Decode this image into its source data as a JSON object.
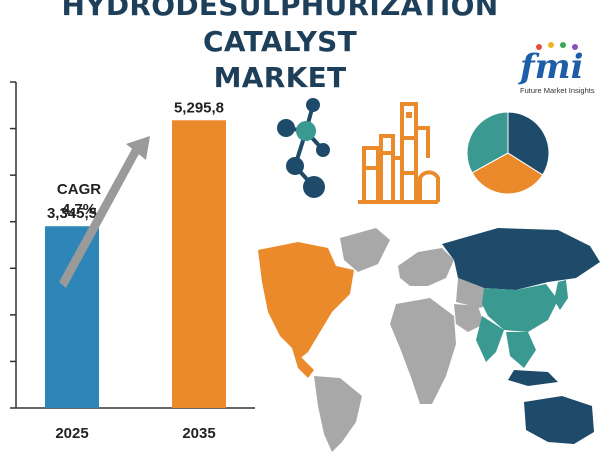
{
  "header": {
    "title_line1": "HYDRODESULPHURIZATION CATALYST",
    "title_line2": "MARKET"
  },
  "brand": {
    "logo_text": "fmi",
    "logo_tagline": "Future Market Insights"
  },
  "colors": {
    "title": "#1e3f5a",
    "bar_2025": "#2e86b8",
    "bar_2035": "#ea8a2b",
    "arrow": "#9a9a9a",
    "teal": "#3a9a91",
    "navy": "#1e4b6a",
    "orange": "#ea8a2b",
    "gray_land": "#a8a8a8"
  },
  "chart_data": {
    "type": "bar",
    "categories": [
      "2025",
      "2035"
    ],
    "values": [
      3345.5,
      5295.8
    ],
    "value_labels": [
      "3,345,5",
      "5,295,8"
    ],
    "annotation": {
      "line1": "CAGR",
      "line2": "4,7%"
    },
    "ylim": [
      0,
      6000
    ],
    "grid": false
  },
  "decor": {
    "pie_segments": [
      {
        "color": "#1e4b6a",
        "fraction": 0.34
      },
      {
        "color": "#ea8a2b",
        "fraction": 0.33
      },
      {
        "color": "#3a9a91",
        "fraction": 0.33
      }
    ],
    "icons": [
      "molecule-icon",
      "refinery-icon",
      "pie-chart-icon",
      "world-map-icon"
    ]
  }
}
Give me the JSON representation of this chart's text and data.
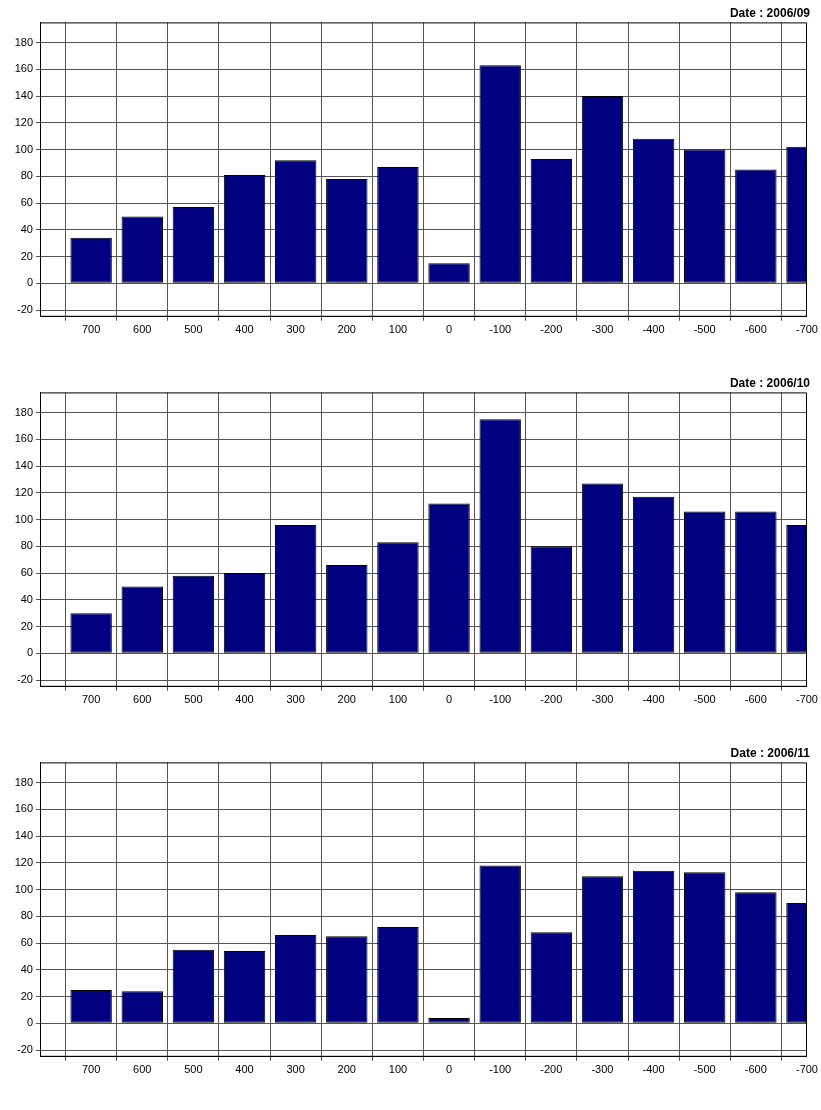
{
  "chart_data": [
    {
      "type": "bar",
      "title": "Date : 2006/09",
      "x": [
        700,
        600,
        500,
        400,
        300,
        200,
        100,
        0,
        -100,
        -200,
        -300,
        -400,
        -500,
        -600,
        -700
      ],
      "values": [
        34,
        50,
        57,
        81,
        92,
        78,
        87,
        15,
        163,
        93,
        140,
        108,
        100,
        85,
        102
      ],
      "color": "#000080",
      "xlim": [
        800,
        -700
      ],
      "xticks": [
        700,
        600,
        500,
        400,
        300,
        200,
        100,
        0,
        -100,
        -200,
        -300,
        -400,
        -500,
        -600,
        -700
      ],
      "ylim": [
        -25,
        195
      ],
      "yticks": [
        -20,
        0,
        20,
        40,
        60,
        80,
        100,
        120,
        140,
        160,
        180
      ],
      "grid": true
    },
    {
      "type": "bar",
      "title": "Date : 2006/10",
      "x": [
        700,
        600,
        500,
        400,
        300,
        200,
        100,
        0,
        -100,
        -200,
        -300,
        -400,
        -500,
        -600,
        -700
      ],
      "values": [
        30,
        50,
        58,
        60,
        96,
        66,
        83,
        112,
        175,
        80,
        127,
        117,
        106,
        106,
        96
      ],
      "color": "#000080",
      "xlim": [
        800,
        -700
      ],
      "xticks": [
        700,
        600,
        500,
        400,
        300,
        200,
        100,
        0,
        -100,
        -200,
        -300,
        -400,
        -500,
        -600,
        -700
      ],
      "ylim": [
        -25,
        195
      ],
      "yticks": [
        -20,
        0,
        20,
        40,
        60,
        80,
        100,
        120,
        140,
        160,
        180
      ],
      "grid": true
    },
    {
      "type": "bar",
      "title": "Date : 2006/11",
      "x": [
        700,
        600,
        500,
        400,
        300,
        200,
        100,
        0,
        -100,
        -200,
        -300,
        -400,
        -500,
        -600,
        -700
      ],
      "values": [
        25,
        24,
        55,
        54,
        66,
        65,
        72,
        4,
        118,
        68,
        110,
        114,
        113,
        98,
        90
      ],
      "color": "#000080",
      "xlim": [
        800,
        -700
      ],
      "xticks": [
        700,
        600,
        500,
        400,
        300,
        200,
        100,
        0,
        -100,
        -200,
        -300,
        -400,
        -500,
        -600,
        -700
      ],
      "ylim": [
        -25,
        195
      ],
      "yticks": [
        -20,
        0,
        20,
        40,
        60,
        80,
        100,
        120,
        140,
        160,
        180
      ],
      "grid": true
    }
  ]
}
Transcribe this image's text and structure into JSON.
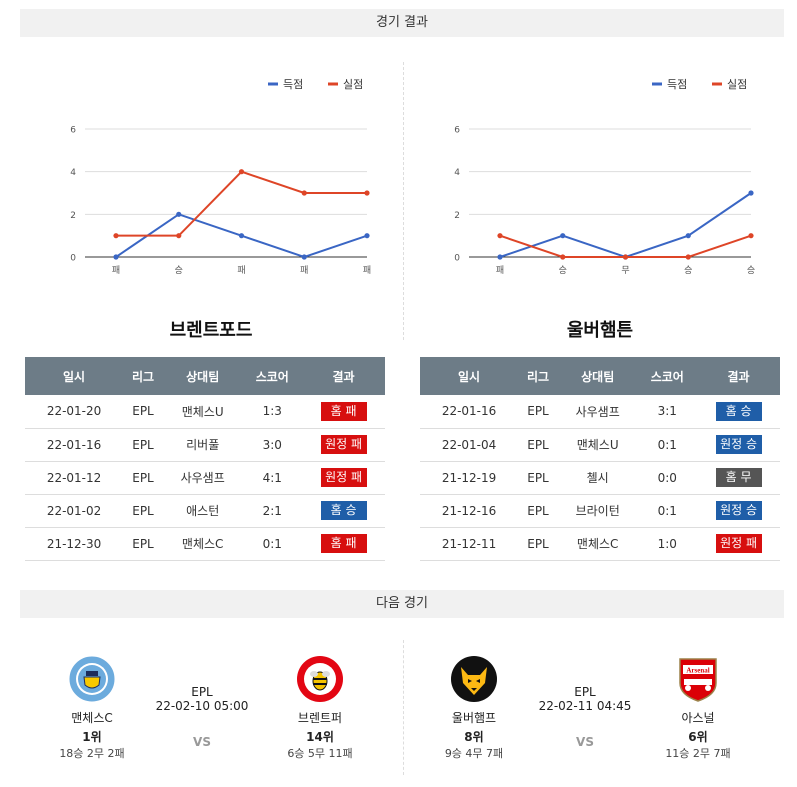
{
  "header": {
    "results_title": "경기 결과",
    "next_title": "다음 경기"
  },
  "legend": {
    "scored": "득점",
    "conceded": "실점"
  },
  "colors": {
    "scored": "#3a66c4",
    "conceded": "#de4527",
    "win": "#1f5ea8",
    "loss": "#d70f0f",
    "draw": "#555555",
    "table_header": "#6d7c87"
  },
  "chart_data": [
    {
      "type": "line",
      "categories": [
        "패",
        "승",
        "패",
        "패",
        "패"
      ],
      "ylim": [
        0,
        6
      ],
      "yticks": [
        0,
        2,
        4,
        6
      ],
      "grid": true,
      "legend_position": "top-right",
      "series": [
        {
          "name": "득점",
          "values": [
            0,
            2,
            1,
            0,
            1
          ]
        },
        {
          "name": "실점",
          "values": [
            1,
            1,
            4,
            3,
            3
          ]
        }
      ]
    },
    {
      "type": "line",
      "categories": [
        "패",
        "승",
        "무",
        "승",
        "승"
      ],
      "ylim": [
        0,
        6
      ],
      "yticks": [
        0,
        2,
        4,
        6
      ],
      "grid": true,
      "legend_position": "top-right",
      "series": [
        {
          "name": "득점",
          "values": [
            0,
            1,
            0,
            1,
            3
          ]
        },
        {
          "name": "실점",
          "values": [
            1,
            0,
            0,
            0,
            1
          ]
        }
      ]
    }
  ],
  "table_headers": [
    "일시",
    "리그",
    "상대팀",
    "스코어",
    "결과"
  ],
  "teams": [
    {
      "name": "브렌트포드",
      "rows": [
        {
          "date": "22-01-20",
          "league": "EPL",
          "opponent": "맨체스U",
          "score": "1:3",
          "result": "홈 패",
          "type": "loss"
        },
        {
          "date": "22-01-16",
          "league": "EPL",
          "opponent": "리버풀",
          "score": "3:0",
          "result": "원정 패",
          "type": "loss"
        },
        {
          "date": "22-01-12",
          "league": "EPL",
          "opponent": "사우샘프",
          "score": "4:1",
          "result": "원정 패",
          "type": "loss"
        },
        {
          "date": "22-01-02",
          "league": "EPL",
          "opponent": "애스턴",
          "score": "2:1",
          "result": "홈 승",
          "type": "win"
        },
        {
          "date": "21-12-30",
          "league": "EPL",
          "opponent": "맨체스C",
          "score": "0:1",
          "result": "홈 패",
          "type": "loss"
        }
      ]
    },
    {
      "name": "울버햄튼",
      "rows": [
        {
          "date": "22-01-16",
          "league": "EPL",
          "opponent": "사우샘프",
          "score": "3:1",
          "result": "홈 승",
          "type": "win"
        },
        {
          "date": "22-01-04",
          "league": "EPL",
          "opponent": "맨체스U",
          "score": "0:1",
          "result": "원정 승",
          "type": "win"
        },
        {
          "date": "21-12-19",
          "league": "EPL",
          "opponent": "첼시",
          "score": "0:0",
          "result": "홈 무",
          "type": "draw"
        },
        {
          "date": "21-12-16",
          "league": "EPL",
          "opponent": "브라이턴",
          "score": "0:1",
          "result": "원정 승",
          "type": "win"
        },
        {
          "date": "21-12-11",
          "league": "EPL",
          "opponent": "맨체스C",
          "score": "1:0",
          "result": "원정 패",
          "type": "loss"
        }
      ]
    }
  ],
  "next_matches": [
    {
      "league": "EPL",
      "datetime": "22-02-10 05:00",
      "vs": "VS",
      "home": {
        "name": "맨체스C",
        "rank": "1위",
        "record": "18승 2무 2패",
        "logo_text": "MANCHESTER CITY"
      },
      "away": {
        "name": "브렌트퍼",
        "rank": "14위",
        "record": "6승 5무 11패",
        "logo_text": "BRENTFORD"
      }
    },
    {
      "league": "EPL",
      "datetime": "22-02-11 04:45",
      "vs": "VS",
      "home": {
        "name": "울버햄프",
        "rank": "8위",
        "record": "9승 4무 7패",
        "logo_text": ""
      },
      "away": {
        "name": "아스널",
        "rank": "6위",
        "record": "11승 2무 7패",
        "logo_text": "Arsenal"
      }
    }
  ]
}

**YOUR INSTRUCTIONS:**
From the entries above, copy each line holding "datetime".

**RESULT OF THIS EXERCISE:**
      "datetime": "22-02-10 05:00",
      "datetime": "22-02-11 04:45",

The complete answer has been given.